* **Stated goal**: Pick out every line that holds the string "kopii" and copy it.

* **Given records**:
+--

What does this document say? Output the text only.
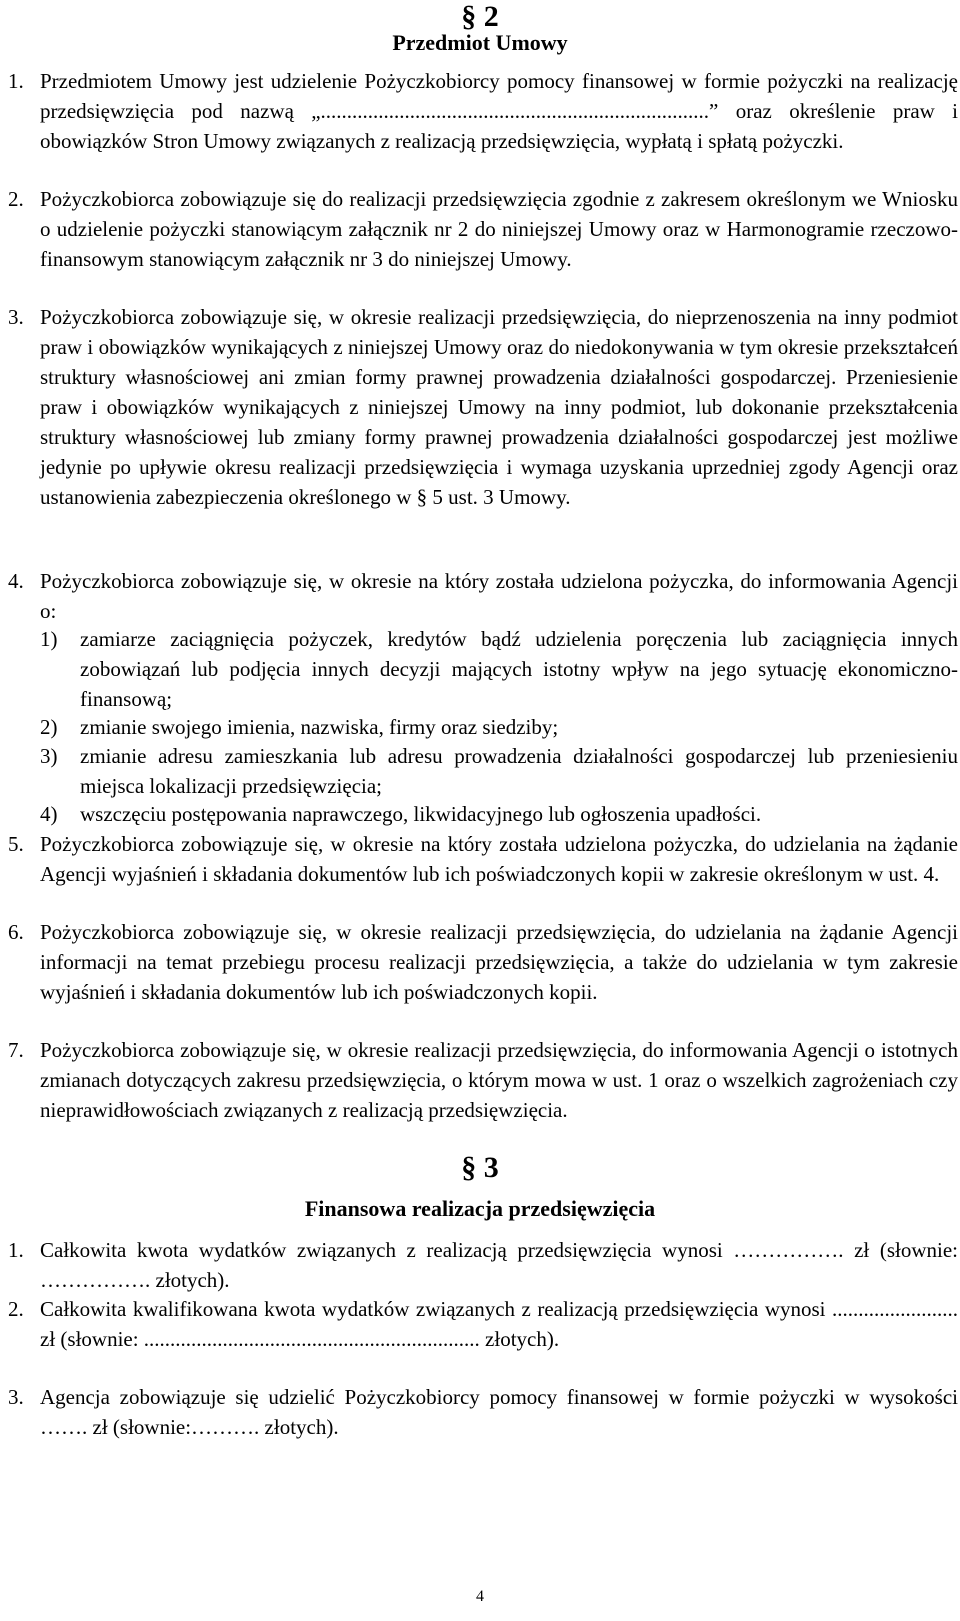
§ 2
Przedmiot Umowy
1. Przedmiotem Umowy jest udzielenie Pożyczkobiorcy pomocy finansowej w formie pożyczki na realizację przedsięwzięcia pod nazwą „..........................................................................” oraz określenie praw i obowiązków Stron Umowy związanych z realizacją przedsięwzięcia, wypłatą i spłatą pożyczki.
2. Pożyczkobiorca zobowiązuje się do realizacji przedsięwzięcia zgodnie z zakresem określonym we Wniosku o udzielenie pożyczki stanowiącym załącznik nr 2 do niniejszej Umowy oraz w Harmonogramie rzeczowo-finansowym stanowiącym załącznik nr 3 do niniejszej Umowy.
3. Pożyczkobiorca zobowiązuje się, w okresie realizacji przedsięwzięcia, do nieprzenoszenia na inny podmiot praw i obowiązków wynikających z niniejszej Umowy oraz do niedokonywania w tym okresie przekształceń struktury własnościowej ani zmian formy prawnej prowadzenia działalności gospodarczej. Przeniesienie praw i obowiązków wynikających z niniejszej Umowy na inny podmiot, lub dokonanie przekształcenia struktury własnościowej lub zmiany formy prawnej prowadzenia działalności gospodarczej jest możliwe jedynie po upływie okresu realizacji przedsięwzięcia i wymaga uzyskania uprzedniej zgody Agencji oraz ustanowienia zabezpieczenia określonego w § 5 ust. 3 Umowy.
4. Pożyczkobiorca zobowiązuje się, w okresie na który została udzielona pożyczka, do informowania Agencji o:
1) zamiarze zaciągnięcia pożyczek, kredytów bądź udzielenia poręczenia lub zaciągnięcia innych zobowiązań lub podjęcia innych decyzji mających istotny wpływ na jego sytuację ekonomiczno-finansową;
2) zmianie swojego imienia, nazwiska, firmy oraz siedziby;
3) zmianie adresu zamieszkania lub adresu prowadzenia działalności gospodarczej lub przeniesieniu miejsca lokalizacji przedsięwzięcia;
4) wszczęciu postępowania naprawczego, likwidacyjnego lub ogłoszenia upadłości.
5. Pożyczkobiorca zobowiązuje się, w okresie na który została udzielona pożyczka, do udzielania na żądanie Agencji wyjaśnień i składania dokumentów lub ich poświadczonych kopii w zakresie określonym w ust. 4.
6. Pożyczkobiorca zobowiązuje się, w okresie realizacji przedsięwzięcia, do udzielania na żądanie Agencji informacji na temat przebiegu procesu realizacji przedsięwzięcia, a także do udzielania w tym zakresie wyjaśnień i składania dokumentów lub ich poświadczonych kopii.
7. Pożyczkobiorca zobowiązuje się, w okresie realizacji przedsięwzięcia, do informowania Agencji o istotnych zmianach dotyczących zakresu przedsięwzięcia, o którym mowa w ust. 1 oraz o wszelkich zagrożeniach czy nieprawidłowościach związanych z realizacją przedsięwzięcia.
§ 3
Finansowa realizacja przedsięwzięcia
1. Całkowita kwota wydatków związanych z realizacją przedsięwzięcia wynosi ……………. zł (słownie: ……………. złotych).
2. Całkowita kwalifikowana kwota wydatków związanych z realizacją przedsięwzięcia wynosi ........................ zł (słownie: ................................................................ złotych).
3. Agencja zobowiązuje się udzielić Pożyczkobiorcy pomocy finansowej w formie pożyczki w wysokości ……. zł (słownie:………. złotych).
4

+--

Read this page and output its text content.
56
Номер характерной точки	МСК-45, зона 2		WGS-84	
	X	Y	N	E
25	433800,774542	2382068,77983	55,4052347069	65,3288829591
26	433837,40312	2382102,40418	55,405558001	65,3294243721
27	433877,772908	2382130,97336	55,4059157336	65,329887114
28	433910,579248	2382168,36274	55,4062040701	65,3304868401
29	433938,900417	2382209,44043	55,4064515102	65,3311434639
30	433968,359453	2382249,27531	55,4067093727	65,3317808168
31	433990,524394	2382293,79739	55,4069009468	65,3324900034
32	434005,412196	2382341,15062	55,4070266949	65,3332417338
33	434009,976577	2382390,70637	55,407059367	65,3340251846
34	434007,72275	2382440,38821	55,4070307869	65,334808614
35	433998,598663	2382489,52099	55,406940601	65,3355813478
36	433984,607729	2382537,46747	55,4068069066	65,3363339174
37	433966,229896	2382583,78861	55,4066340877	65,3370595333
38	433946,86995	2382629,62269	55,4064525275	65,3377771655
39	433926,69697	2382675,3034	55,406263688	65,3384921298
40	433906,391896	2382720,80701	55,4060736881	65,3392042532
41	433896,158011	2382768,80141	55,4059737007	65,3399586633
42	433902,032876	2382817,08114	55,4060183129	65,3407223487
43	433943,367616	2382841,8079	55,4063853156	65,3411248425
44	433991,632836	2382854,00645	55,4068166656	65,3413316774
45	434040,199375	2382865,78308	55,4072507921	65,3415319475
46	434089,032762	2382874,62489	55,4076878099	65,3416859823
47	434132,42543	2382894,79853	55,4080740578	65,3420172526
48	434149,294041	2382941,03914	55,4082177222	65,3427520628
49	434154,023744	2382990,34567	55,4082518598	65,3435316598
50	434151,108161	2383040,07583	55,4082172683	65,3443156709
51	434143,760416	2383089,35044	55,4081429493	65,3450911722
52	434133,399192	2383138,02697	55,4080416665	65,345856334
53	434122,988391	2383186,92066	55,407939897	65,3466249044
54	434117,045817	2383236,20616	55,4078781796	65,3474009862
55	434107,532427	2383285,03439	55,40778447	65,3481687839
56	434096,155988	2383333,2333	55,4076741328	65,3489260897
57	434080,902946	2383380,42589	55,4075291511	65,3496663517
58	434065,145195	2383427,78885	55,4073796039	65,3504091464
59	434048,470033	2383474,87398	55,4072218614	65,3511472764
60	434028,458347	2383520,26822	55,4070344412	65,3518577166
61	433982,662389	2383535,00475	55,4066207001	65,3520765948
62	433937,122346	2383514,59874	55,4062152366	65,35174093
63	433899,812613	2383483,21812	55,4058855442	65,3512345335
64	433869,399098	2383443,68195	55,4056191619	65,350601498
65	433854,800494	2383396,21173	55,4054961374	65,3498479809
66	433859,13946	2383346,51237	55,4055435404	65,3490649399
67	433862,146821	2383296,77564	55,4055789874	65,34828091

+--

* **Written answer**:
5. Pożyczkobiorca zobowiązuje się, w okresie na który została udzielona pożyczka, do udzielania na żądanie Agencji wyjaśnień i składania dokumentów lub ich poświadczonych kopii w zakresie określonym w ust. 4.
6. Pożyczkobiorca zobowiązuje się, w okresie realizacji przedsięwzięcia, do udzielania na żądanie Agencji informacji na temat przebiegu procesu realizacji przedsięwzięcia, a także do udzielania w tym zakresie wyjaśnień i składania dokumentów lub ich poświadczonych kopii.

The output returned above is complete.